> [TASK DESCRIPTION] All of the data below should be written out exactly.

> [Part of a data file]
Begin
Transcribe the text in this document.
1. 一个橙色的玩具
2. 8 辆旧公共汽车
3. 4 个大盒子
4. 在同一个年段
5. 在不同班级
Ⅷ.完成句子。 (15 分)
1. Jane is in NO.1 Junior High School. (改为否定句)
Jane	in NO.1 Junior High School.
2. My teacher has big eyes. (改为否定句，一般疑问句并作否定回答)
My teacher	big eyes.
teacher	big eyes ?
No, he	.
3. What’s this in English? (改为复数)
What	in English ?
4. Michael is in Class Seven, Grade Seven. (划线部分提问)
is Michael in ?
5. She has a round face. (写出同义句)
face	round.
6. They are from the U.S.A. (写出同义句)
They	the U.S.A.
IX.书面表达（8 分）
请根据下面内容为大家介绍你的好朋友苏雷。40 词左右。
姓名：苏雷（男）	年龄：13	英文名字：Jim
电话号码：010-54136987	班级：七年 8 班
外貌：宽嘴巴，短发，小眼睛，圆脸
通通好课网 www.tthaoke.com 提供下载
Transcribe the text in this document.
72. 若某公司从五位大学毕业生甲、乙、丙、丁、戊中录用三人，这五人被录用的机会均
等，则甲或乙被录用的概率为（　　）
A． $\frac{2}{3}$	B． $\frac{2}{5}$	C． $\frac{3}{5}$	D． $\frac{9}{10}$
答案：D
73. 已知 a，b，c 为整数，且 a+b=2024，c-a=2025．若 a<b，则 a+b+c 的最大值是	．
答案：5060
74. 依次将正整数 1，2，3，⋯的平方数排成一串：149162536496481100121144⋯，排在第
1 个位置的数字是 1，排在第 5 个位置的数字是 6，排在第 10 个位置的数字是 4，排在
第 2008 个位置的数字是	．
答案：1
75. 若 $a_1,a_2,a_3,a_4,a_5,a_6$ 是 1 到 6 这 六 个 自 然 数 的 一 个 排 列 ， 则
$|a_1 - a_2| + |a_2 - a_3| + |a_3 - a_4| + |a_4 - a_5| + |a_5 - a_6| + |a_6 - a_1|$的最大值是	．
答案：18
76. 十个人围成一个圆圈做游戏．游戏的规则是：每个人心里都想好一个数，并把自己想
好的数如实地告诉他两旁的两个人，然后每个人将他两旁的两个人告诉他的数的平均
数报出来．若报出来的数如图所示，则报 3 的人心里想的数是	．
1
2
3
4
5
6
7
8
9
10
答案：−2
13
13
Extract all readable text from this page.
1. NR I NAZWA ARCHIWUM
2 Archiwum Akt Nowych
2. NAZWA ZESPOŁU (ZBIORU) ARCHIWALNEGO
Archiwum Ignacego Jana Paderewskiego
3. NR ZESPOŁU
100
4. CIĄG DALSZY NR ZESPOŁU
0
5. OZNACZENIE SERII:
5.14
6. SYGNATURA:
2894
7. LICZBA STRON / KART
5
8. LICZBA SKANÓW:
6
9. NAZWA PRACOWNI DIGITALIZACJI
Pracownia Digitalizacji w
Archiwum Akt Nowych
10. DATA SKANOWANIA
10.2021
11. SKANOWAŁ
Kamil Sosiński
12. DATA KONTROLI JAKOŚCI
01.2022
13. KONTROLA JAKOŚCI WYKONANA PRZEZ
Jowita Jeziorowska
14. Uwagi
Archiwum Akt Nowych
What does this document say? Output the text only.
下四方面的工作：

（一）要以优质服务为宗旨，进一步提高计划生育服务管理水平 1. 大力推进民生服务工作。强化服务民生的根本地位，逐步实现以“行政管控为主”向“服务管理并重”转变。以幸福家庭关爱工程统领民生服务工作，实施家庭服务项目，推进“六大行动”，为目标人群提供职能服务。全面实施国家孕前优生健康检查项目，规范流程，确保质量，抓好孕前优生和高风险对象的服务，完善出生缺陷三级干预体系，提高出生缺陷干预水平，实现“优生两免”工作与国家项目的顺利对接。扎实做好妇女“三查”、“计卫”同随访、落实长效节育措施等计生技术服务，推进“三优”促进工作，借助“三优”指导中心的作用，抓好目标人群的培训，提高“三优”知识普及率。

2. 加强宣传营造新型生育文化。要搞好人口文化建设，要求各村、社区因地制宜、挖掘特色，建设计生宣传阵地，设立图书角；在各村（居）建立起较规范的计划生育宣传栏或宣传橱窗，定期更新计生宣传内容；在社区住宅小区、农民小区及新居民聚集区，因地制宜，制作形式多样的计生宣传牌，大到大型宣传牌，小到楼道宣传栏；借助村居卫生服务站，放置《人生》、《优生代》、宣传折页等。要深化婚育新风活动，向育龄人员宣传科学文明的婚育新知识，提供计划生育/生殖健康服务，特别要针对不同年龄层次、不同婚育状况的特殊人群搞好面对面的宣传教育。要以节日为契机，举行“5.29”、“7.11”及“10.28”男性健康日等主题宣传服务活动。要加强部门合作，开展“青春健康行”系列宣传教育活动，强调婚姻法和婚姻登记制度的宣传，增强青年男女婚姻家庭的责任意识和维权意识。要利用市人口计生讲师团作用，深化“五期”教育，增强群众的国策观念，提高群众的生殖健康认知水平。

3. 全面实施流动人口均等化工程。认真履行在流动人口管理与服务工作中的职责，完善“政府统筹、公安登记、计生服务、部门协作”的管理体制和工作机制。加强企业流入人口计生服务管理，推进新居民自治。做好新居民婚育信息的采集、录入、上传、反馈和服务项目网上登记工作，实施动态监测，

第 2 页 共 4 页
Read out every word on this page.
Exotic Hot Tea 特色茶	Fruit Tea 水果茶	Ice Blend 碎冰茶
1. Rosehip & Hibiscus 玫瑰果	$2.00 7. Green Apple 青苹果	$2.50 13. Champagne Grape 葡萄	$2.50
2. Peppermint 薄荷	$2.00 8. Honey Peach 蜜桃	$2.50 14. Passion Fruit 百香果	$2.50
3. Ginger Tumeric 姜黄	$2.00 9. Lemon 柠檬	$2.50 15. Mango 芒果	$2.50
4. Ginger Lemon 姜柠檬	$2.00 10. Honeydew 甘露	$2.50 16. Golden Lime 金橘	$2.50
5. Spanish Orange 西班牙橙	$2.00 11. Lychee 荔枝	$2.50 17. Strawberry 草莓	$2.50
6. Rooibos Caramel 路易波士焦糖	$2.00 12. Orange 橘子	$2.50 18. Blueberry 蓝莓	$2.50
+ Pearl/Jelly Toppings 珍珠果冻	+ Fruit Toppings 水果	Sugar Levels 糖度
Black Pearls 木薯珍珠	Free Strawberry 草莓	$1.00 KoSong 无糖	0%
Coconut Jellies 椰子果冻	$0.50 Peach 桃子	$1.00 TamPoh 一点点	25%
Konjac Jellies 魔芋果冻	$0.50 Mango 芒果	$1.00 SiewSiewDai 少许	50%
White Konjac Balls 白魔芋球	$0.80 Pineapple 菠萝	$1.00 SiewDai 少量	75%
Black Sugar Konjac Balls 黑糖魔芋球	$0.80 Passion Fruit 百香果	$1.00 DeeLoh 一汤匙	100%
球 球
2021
End
> [PROBLEM SOLUTION]
Transcribe the text in this document.
1. 一个橙色的玩具
2. 8 辆旧公共汽车
3. 4 个大盒子
4. 在同一个年段
5. 在不同班级
Ⅷ.完成句子。 (15 分)
1. Jane is in NO.1 Junior High School. (改为否定句)
Jane	in NO.1 Junior High School.
2. My teacher has big eyes. (改为否定句，一般疑问句并作否定回答)
My teacher	big eyes.
teacher	big eyes ?
No, he	.
3. What’s this in English? (改为复数)
What	in English ?
4. Michael is in Class Seven, Grade Seven. (划线部分提问)
is Michael in ?
5. She has a round face. (写出同义句)
face	round.
6. They are from the U.S.A. (写出同义句)
They	the U.S.A.
IX.书面表达（8 分）
请根据下面内容为大家介绍你的好朋友苏雷。40 词左右。
姓名：苏雷（男）	年龄：13	英文名字：Jim
电话号码：010-54136987	班级：七年 8 班
外貌：宽嘴巴，短发，小眼睛，圆脸
通通好课网 www.tthaoke.com 提供下载
Transcribe the text in this document.
72. 若某公司从五位大学毕业生甲、乙、丙、丁、戊中录用三人，这五人被录用的机会均
等，则甲或乙被录用的概率为（　　）
A． $\frac{2}{3}$	B． $\frac{2}{5}$	C． $\frac{3}{5}$	D． $\frac{9}{10}$
答案：D
73. 已知 a，b，c 为整数，且 a+b=2024，c-a=2025．若 a<b，则 a+b+c 的最大值是	．
答案：5060
74. 依次将正整数 1，2，3，⋯的平方数排成一串：149162536496481100121144⋯，排在第
1 个位置的数字是 1，排在第 5 个位置的数字是 6，排在第 10 个位置的数字是 4，排在
第 2008 个位置的数字是	．
答案：1
75. 若 $a_1,a_2,a_3,a_4,a_5,a_6$ 是 1 到 6 这 六 个 自 然 数 的 一 个 排 列 ， 则
$|a_1 - a_2| + |a_2 - a_3| + |a_3 - a_4| + |a_4 - a_5| + |a_5 - a_6| + |a_6 - a_1|$的最大值是	．
答案：18
76. 十个人围成一个圆圈做游戏．游戏的规则是：每个人心里都想好一个数，并把自己想
好的数如实地告诉他两旁的两个人，然后每个人将他两旁的两个人告诉他的数的平均
数报出来．若报出来的数如图所示，则报 3 的人心里想的数是	．
1
2
3
4
5
6
7
8
9
10
答案：−2
13
13
Extract all readable text from this page.
1. NR I NAZWA ARCHIWUM
2 Archiwum Akt Nowych
2. NAZWA ZESPOŁU (ZBIORU) ARCHIWALNEGO
Archiwum Ignacego Jana Paderewskiego
3. NR ZESPOŁU
100
4. CIĄG DALSZY NR ZESPOŁU
0
5. OZNACZENIE SERII:
5.14
6. SYGNATURA:
2894
7. LICZBA STRON / KART
5
8. LICZBA SKANÓW:
6
9. NAZWA PRACOWNI DIGITALIZACJI
Pracownia Digitalizacji w
Archiwum Akt Nowych
10. DATA SKANOWANIA
10.2021
11. SKANOWAŁ
Kamil Sosiński
12. DATA KONTROLI JAKOŚCI
01.2022
13. KONTROLA JAKOŚCI WYKONANA PRZEZ
Jowita Jeziorowska
14. Uwagi
Archiwum Akt Nowych
What does this document say? Output the text only.
下四方面的工作：

（一）要以优质服务为宗旨，进一步提高计划生育服务管理水平 1. 大力推进民生服务工作。强化服务民生的根本地位，逐步实现以“行政管控为主”向“服务管理并重”转变。以幸福家庭关爱工程统领民生服务工作，实施家庭服务项目，推进“六大行动”，为目标人群提供职能服务。全面实施国家孕前优生健康检查项目，规范流程，确保质量，抓好孕前优生和高风险对象的服务，完善出生缺陷三级干预体系，提高出生缺陷干预水平，实现“优生两免”工作与国家项目的顺利对接。扎实做好妇女“三查”、“计卫”同随访、落实长效节育措施等计生技术服务，推进“三优”促进工作，借助“三优”指导中心的作用，抓好目标人群的培训，提高“三优”知识普及率。

2. 加强宣传营造新型生育文化。要搞好人口文化建设，要求各村、社区因地制宜、挖掘特色，建设计生宣传阵地，设立图书角；在各村（居）建立起较规范的计划生育宣传栏或宣传橱窗，定期更新计生宣传内容；在社区住宅小区、农民小区及新居民聚集区，因地制宜，制作形式多样的计生宣传牌，大到大型宣传牌，小到楼道宣传栏；借助村居卫生服务站，放置《人生》、《优生代》、宣传折页等。要深化婚育新风活动，向育龄人员宣传科学文明的婚育新知识，提供计划生育/生殖健康服务，特别要针对不同年龄层次、不同婚育状况的特殊人群搞好面对面的宣传教育。要以节日为契机，举行“5.29”、“7.11”及“10.28”男性健康日等主题宣传服务活动。要加强部门合作，开展“青春健康行”系列宣传教育活动，强调婚姻法和婚姻登记制度的宣传，增强青年男女婚姻家庭的责任意识和维权意识。要利用市人口计生讲师团作用，深化“五期”教育，增强群众的国策观念，提高群众的生殖健康认知水平。

3. 全面实施流动人口均等化工程。认真履行在流动人口管理与服务工作中的职责，完善“政府统筹、公安登记、计生服务、部门协作”的管理体制和工作机制。加强企业流入人口计生服务管理，推进新居民自治。做好新居民婚育信息的采集、录入、上传、反馈和服务项目网上登记工作，实施动态监测，

第 2 页 共 4 页
Read out every word on this page.
Exotic Hot Tea 特色茶	Fruit Tea 水果茶	Ice Blend 碎冰茶
1. Rosehip & Hibiscus 玫瑰果	$2.00 7. Green Apple 青苹果	$2.50 13. Champagne Grape 葡萄	$2.50
2. Peppermint 薄荷	$2.00 8. Honey Peach 蜜桃	$2.50 14. Passion Fruit 百香果	$2.50
3. Ginger Tumeric 姜黄	$2.00 9. Lemon 柠檬	$2.50 15. Mango 芒果	$2.50
4. Ginger Lemon 姜柠檬	$2.00 10. Honeydew 甘露	$2.50 16. Golden Lime 金橘	$2.50
5. Spanish Orange 西班牙橙	$2.00 11. Lychee 荔枝	$2.50 17. Strawberry 草莓	$2.50
6. Rooibos Caramel 路易波士焦糖	$2.00 12. Orange 橘子	$2.50 18. Blueberry 蓝莓	$2.50
+ Pearl/Jelly Toppings 珍珠果冻	+ Fruit Toppings 水果	Sugar Levels 糖度
Black Pearls 木薯珍珠	Free Strawberry 草莓	$1.00 KoSong 无糖	0%
Coconut Jellies 椰子果冻	$0.50 Peach 桃子	$1.00 TamPoh 一点点	25%
Konjac Jellies 魔芋果冻	$0.50 Mango 芒果	$1.00 SiewSiewDai 少许	50%
White Konjac Balls 白魔芋球	$0.80 Pineapple 菠萝	$1.00 SiewDai 少量	75%
Black Sugar Konjac Balls 黑糖魔芋球	$0.80 Passion Fruit 百香果	$1.00 DeeLoh 一汤匙	100%
球 球
2021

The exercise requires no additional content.